(Set task):
Reproduce each line that includes the word "Description".

(Stored items):
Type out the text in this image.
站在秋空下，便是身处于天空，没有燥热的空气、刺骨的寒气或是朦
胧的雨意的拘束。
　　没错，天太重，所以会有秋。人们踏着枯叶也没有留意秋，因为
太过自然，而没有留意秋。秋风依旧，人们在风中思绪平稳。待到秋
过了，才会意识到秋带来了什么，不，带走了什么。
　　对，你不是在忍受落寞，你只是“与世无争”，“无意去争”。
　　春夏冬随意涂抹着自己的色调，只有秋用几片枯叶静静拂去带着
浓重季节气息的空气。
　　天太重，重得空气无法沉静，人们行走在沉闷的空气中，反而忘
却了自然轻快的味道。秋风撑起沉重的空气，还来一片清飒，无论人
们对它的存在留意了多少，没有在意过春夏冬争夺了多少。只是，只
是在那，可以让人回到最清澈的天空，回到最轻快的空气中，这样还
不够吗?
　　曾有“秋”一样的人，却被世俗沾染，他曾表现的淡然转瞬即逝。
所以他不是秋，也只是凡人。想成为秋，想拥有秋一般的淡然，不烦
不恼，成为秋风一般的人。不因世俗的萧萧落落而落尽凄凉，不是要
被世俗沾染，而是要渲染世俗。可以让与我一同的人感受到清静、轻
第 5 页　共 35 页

--

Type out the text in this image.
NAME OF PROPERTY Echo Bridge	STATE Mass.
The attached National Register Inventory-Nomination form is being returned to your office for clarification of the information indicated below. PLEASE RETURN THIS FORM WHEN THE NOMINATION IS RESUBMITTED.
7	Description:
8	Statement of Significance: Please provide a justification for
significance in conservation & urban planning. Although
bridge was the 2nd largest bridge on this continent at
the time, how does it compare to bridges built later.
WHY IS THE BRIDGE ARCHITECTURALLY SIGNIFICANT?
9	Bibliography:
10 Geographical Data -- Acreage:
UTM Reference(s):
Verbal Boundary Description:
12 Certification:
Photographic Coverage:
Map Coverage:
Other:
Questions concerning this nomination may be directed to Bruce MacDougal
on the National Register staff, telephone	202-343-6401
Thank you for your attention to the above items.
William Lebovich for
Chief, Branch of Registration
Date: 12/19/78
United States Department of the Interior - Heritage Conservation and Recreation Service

(Expected answer):
7	Description:
Verbal Boundary Description:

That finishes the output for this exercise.